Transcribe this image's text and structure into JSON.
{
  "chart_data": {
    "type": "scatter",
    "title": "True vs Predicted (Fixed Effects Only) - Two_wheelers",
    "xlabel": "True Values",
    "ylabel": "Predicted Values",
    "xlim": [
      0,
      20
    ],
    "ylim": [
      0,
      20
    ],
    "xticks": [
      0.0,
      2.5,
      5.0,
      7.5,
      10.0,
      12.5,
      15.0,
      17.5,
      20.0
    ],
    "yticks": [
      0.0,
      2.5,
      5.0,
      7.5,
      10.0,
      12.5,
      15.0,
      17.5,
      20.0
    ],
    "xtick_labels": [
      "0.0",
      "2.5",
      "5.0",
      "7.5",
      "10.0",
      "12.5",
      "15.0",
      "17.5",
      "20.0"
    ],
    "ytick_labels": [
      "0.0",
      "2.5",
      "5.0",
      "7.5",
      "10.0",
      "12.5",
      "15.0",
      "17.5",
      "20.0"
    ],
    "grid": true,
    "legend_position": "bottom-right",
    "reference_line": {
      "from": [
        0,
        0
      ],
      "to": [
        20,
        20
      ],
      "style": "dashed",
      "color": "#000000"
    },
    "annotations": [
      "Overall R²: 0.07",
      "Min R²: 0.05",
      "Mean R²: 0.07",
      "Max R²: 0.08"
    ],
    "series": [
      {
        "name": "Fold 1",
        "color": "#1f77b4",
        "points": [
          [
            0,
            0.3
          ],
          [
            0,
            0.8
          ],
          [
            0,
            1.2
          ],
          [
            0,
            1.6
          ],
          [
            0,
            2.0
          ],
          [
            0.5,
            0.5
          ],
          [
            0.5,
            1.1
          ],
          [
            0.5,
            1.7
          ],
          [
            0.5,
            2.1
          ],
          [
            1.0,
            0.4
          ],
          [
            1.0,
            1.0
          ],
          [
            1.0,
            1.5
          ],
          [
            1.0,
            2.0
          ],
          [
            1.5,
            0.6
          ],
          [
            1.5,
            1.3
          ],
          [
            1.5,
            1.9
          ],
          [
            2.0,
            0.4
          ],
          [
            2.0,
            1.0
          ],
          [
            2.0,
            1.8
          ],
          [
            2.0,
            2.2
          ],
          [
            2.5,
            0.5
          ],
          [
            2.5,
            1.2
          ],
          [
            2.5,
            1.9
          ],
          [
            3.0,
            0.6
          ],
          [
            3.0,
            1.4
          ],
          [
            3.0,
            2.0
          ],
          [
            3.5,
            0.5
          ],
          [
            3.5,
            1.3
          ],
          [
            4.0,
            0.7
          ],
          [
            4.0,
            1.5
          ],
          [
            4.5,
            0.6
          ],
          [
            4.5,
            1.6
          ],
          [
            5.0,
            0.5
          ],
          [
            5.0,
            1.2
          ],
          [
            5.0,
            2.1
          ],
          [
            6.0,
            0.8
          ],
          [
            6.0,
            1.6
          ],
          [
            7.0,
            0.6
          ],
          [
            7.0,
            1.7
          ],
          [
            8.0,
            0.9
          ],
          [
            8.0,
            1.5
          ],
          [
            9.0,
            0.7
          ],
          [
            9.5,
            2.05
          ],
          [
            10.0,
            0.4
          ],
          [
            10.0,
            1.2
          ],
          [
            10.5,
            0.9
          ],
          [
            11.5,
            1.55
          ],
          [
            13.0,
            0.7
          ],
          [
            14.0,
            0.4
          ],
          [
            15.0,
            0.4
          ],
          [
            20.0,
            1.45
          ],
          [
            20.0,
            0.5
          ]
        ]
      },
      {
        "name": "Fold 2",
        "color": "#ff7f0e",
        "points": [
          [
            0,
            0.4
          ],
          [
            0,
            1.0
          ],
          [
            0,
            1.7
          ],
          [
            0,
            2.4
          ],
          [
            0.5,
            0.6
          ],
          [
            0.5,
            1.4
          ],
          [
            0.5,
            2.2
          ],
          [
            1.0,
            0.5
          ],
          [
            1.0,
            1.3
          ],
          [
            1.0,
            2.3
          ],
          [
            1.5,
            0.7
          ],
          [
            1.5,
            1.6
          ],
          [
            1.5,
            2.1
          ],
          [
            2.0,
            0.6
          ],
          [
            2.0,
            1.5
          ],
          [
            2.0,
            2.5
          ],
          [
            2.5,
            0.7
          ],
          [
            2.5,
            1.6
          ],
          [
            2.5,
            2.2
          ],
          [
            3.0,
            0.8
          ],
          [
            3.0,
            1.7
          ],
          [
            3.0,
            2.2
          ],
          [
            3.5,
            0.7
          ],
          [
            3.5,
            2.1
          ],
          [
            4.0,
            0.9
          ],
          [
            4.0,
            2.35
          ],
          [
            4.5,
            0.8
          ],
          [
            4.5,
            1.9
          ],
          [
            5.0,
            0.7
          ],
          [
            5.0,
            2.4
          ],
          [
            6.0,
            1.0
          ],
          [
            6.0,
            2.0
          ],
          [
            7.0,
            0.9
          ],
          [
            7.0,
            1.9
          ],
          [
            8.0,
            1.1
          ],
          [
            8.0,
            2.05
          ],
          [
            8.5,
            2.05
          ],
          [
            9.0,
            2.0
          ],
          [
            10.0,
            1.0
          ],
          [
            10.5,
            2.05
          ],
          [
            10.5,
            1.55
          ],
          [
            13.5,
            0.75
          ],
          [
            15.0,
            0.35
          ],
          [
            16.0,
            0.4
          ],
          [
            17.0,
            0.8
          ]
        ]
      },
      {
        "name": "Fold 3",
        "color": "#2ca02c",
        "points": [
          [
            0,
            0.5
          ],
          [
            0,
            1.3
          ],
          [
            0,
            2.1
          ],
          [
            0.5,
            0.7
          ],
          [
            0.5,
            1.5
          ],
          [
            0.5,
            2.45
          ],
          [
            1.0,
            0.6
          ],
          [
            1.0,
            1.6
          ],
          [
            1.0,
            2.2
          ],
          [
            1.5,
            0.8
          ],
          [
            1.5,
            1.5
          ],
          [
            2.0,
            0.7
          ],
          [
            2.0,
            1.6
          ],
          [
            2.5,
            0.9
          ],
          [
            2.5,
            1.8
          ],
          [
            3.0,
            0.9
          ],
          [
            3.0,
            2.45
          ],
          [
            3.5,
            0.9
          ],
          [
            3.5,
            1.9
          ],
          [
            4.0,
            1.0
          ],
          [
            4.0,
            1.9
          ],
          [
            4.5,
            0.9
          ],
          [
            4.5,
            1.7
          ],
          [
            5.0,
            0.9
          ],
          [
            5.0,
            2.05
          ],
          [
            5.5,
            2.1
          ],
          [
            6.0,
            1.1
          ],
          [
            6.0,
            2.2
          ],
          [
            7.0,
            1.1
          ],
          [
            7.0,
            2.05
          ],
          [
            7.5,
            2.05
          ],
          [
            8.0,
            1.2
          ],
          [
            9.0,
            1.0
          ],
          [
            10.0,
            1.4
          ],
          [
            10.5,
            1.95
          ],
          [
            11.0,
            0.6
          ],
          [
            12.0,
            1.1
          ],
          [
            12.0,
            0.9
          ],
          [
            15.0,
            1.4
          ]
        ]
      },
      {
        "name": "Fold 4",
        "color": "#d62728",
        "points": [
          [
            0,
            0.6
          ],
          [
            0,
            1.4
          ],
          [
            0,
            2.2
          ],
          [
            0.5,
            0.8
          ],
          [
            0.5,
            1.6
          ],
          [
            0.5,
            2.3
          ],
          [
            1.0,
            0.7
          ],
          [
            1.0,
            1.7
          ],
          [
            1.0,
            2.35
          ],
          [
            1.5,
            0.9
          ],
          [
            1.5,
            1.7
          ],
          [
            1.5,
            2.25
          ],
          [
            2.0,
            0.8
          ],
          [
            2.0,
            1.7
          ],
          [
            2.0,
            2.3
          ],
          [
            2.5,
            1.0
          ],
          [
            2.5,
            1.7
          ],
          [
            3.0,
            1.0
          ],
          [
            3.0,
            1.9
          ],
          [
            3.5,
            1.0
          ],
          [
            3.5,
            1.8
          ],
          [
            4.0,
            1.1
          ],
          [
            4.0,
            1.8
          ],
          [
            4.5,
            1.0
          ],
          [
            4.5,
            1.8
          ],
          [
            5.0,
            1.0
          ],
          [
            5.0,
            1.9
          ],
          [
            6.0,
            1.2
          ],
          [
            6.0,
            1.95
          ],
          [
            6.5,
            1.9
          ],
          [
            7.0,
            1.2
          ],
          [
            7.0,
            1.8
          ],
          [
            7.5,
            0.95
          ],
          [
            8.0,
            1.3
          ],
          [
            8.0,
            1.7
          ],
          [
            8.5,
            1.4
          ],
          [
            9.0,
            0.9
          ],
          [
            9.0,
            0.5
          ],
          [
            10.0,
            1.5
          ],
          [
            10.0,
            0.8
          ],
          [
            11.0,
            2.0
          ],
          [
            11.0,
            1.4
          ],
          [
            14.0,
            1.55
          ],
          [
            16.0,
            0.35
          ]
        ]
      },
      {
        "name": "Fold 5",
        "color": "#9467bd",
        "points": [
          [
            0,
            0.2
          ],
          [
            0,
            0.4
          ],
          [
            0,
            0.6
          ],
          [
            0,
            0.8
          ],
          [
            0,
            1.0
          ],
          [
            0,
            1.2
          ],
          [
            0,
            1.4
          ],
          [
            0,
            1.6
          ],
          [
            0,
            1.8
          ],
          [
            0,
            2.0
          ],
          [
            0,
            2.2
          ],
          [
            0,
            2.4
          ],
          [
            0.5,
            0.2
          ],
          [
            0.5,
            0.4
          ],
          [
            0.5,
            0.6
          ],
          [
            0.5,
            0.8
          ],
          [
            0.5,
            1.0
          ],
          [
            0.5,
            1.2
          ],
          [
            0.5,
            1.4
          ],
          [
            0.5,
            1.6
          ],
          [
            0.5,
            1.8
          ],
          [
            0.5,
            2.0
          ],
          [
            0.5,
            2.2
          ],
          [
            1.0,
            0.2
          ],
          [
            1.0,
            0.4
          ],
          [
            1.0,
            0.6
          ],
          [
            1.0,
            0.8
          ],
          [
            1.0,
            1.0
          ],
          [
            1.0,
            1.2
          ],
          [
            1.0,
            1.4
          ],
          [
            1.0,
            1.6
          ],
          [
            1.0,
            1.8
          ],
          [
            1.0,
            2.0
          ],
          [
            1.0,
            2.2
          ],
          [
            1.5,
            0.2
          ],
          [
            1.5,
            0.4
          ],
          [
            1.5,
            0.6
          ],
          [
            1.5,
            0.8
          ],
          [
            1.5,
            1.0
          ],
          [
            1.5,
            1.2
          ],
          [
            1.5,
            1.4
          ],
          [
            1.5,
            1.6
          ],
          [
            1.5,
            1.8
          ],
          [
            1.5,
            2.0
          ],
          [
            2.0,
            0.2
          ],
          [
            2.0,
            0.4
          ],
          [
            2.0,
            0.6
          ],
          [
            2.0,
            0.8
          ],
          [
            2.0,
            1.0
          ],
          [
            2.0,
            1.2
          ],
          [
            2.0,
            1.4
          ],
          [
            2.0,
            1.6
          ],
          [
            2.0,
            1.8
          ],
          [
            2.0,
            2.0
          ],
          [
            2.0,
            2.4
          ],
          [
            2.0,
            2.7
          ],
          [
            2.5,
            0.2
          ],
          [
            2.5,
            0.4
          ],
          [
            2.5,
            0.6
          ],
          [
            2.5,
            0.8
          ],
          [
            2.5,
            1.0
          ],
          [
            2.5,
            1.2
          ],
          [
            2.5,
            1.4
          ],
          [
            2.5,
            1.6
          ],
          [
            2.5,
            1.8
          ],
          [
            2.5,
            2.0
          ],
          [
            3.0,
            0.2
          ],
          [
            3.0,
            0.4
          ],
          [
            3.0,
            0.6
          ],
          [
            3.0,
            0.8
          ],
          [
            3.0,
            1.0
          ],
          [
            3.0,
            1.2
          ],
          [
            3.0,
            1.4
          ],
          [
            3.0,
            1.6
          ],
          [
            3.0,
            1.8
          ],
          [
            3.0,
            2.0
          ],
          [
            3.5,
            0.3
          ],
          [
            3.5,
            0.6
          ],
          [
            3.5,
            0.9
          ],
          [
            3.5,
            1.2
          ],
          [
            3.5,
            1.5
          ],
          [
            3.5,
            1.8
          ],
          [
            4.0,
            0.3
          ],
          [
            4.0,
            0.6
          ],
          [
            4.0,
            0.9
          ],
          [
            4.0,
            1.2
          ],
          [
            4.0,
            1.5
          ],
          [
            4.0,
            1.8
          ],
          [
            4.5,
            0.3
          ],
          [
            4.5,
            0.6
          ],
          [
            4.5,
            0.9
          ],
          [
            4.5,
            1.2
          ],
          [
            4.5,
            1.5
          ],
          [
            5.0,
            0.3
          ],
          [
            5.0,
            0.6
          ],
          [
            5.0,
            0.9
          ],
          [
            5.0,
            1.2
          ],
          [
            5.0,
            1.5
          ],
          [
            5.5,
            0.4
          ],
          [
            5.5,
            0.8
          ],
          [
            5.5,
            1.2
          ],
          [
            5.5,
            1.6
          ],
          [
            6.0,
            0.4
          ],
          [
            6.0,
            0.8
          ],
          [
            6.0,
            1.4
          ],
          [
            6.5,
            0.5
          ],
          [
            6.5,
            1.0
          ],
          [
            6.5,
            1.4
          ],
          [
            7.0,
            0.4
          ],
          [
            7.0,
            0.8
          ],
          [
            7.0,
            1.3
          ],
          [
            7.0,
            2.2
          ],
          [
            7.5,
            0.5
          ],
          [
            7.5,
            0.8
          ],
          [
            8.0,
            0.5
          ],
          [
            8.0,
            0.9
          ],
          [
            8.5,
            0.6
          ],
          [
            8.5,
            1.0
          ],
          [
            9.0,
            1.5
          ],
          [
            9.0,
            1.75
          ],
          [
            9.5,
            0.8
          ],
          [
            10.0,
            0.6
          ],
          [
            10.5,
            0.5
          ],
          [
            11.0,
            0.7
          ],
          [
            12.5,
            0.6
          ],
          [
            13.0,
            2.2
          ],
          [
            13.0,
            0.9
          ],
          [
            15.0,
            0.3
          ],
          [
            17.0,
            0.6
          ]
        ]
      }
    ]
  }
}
:::
- Task description
Work out how many lines of the data above hold the word "Predicted", and write only the count.

- Correct response
2